─── Records shown ───
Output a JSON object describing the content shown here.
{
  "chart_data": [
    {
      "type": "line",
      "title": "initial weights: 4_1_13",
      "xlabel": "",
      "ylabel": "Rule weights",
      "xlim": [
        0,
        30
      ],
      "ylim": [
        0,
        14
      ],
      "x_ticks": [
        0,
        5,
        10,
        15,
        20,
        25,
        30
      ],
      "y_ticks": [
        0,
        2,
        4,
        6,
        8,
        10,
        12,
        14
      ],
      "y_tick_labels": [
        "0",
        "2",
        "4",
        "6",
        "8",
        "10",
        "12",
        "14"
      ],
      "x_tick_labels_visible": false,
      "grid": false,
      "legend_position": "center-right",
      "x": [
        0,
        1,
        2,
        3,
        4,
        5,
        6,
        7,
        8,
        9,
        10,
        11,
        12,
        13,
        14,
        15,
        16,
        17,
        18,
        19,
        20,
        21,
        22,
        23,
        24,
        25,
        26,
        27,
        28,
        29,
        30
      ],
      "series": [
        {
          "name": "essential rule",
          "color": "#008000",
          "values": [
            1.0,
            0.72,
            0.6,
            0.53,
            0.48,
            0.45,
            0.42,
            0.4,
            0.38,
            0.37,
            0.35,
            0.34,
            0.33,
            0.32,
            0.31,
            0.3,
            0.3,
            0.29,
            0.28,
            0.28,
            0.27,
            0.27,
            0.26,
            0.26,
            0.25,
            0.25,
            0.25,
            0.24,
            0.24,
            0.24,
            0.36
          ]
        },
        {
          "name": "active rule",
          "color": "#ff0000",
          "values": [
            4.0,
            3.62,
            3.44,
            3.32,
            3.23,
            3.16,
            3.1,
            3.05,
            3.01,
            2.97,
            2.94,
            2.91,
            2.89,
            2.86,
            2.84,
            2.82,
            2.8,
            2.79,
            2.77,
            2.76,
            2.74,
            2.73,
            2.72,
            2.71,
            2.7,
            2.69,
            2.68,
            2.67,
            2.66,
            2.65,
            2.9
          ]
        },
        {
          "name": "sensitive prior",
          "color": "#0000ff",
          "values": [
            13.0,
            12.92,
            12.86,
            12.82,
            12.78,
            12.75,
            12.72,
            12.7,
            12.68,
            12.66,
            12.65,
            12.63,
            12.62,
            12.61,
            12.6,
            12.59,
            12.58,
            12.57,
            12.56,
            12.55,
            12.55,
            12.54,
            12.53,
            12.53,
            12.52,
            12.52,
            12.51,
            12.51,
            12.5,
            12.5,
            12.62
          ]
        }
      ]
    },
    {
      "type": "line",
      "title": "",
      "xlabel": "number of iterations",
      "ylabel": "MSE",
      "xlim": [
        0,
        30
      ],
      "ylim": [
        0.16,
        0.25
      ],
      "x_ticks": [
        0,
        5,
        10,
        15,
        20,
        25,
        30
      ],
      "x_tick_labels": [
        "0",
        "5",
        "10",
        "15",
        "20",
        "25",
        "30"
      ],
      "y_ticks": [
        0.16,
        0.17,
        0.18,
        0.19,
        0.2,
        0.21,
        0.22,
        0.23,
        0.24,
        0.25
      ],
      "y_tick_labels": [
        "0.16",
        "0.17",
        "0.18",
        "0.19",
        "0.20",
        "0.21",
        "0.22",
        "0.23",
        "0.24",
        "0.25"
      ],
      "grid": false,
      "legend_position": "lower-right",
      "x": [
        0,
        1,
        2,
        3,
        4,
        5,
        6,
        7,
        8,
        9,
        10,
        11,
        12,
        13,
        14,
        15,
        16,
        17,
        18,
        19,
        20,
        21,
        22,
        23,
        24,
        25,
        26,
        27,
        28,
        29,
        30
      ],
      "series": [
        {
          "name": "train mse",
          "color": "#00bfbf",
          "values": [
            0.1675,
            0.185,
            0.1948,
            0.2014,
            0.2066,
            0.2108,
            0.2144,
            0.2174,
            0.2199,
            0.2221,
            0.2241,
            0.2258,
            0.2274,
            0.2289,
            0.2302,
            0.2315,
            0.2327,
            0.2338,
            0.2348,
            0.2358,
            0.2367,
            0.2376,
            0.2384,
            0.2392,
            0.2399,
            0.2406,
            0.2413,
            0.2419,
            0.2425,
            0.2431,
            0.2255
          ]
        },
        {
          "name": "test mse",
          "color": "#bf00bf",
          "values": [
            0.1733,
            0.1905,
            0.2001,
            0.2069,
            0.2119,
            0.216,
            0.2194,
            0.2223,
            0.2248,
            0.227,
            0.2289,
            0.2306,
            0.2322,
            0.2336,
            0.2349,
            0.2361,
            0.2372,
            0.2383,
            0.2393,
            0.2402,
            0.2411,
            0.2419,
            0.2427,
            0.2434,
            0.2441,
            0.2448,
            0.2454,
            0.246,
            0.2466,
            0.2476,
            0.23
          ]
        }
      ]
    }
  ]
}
───
▸ Exercise directions
Please output the entire listing exactly as it stands.

▸ The response
Output a JSON object describing the content shown here.
{
  "chart_data": [
    {
      "type": "line",
      "title": "initial weights: 4_1_13",
      "xlabel": "",
      "ylabel": "Rule weights",
      "xlim": [
        0,
        30
      ],
      "ylim": [
        0,
        14
      ],
      "x_ticks": [
        0,
        5,
        10,
        15,
        20,
        25,
        30
      ],
      "y_ticks": [
        0,
        2,
        4,
        6,
        8,
        10,
        12,
        14
      ],
      "y_tick_labels": [
        "0",
        "2",
        "4",
        "6",
        "8",
        "10",
        "12",
        "14"
      ],
      "x_tick_labels_visible": false,
      "grid": false,
      "legend_position": "center-right",
      "x": [
        0,
        1,
        2,
        3,
        4,
        5,
        6,
        7,
        8,
        9,
        10,
        11,
        12,
        13,
        14,
        15,
        16,
        17,
        18,
        19,
        20,
        21,
        22,
        23,
        24,
        25,
        26,
        27,
        28,
        29,
        30
      ],
      "series": [
        {
          "name": "essential rule",
          "color": "#008000",
          "values": [
            1.0,
            0.72,
            0.6,
            0.53,
            0.48,
            0.45,
            0.42,
            0.4,
            0.38,
            0.37,
            0.35,
            0.34,
            0.33,
            0.32,
            0.31,
            0.3,
            0.3,
            0.29,
            0.28,
            0.28,
            0.27,
            0.27,
            0.26,
            0.26,
            0.25,
            0.25,
            0.25,
            0.24,
            0.24,
            0.24,
            0.36
          ]
        },
        {
          "name": "active rule",
          "color": "#ff0000",
          "values": [
            4.0,
            3.62,
            3.44,
            3.32,
            3.23,
            3.16,
            3.1,
            3.05,
            3.01,
            2.97,
            2.94,
            2.91,
            2.89,
            2.86,
            2.84,
            2.82,
            2.8,
            2.79,
            2.77,
            2.76,
            2.74,
            2.73,
            2.72,
            2.71,
            2.7,
            2.69,
            2.68,
            2.67,
            2.66,
            2.65,
            2.9
          ]
        },
        {
          "name": "sensitive prior",
          "color": "#0000ff",
          "values": [
            13.0,
            12.92,
            12.86,
            12.82,
            12.78,
            12.75,
            12.72,
            12.7,
            12.68,
            12.66,
            12.65,
            12.63,
            12.62,
            12.61,
            12.6,
            12.59,
            12.58,
            12.57,
            12.56,
            12.55,
            12.55,
            12.54,
            12.53,
            12.53,
            12.52,
            12.52,
            12.51,
            12.51,
            12.5,
            12.5,
            12.62
          ]
        }
      ]
    },
    {
      "type": "line",
      "title": "",
      "xlabel": "number of iterations",
      "ylabel": "MSE",
      "xlim": [
        0,
        30
      ],
      "ylim": [
        0.16,
        0.25
      ],
      "x_ticks": [
        0,
        5,
        10,
        15,
        20,
        25,
        30
      ],
      "x_tick_labels": [
        "0",
        "5",
        "10",
        "15",
        "20",
        "25",
        "30"
      ],
      "y_ticks": [
        0.16,
        0.17,
        0.18,
        0.19,
        0.2,
        0.21,
        0.22,
        0.23,
        0.24,
        0.25
      ],
      "y_tick_labels": [
        "0.16",
        "0.17",
        "0.18",
        "0.19",
        "0.20",
        "0.21",
        "0.22",
        "0.23",
        "0.24",
        "0.25"
      ],
      "grid": false,
      "legend_position": "lower-right",
      "x": [
        0,
        1,
        2,
        3,
        4,
        5,
        6,
        7,
        8,
        9,
        10,
        11,
        12,
        13,
        14,
        15,
        16,
        17,
        18,
        19,
        20,
        21,
        22,
        23,
        24,
        25,
        26,
        27,
        28,
        29,
        30
      ],
      "series": [
        {
          "name": "train mse",
          "color": "#00bfbf",
          "values": [
            0.1675,
            0.185,
            0.1948,
            0.2014,
            0.2066,
            0.2108,
            0.2144,
            0.2174,
            0.2199,
            0.2221,
            0.2241,
            0.2258,
            0.2274,
            0.2289,
            0.2302,
            0.2315,
            0.2327,
            0.2338,
            0.2348,
            0.2358,
            0.2367,
            0.2376,
            0.2384,
            0.2392,
            0.2399,
            0.2406,
            0.2413,
            0.2419,
            0.2425,
            0.2431,
            0.2255
          ]
        },
        {
          "name": "test mse",
          "color": "#bf00bf",
          "values": [
            0.1733,
            0.1905,
            0.2001,
            0.2069,
            0.2119,
            0.216,
            0.2194,
            0.2223,
            0.2248,
            0.227,
            0.2289,
            0.2306,
            0.2322,
            0.2336,
            0.2349,
            0.2361,
            0.2372,
            0.2383,
            0.2393,
            0.2402,
            0.2411,
            0.2419,
            0.2427,
            0.2434,
            0.2441,
            0.2448,
            0.2454,
            0.246,
            0.2466,
            0.2476,
            0.23
          ]
        }
      ]
    }
  ]
}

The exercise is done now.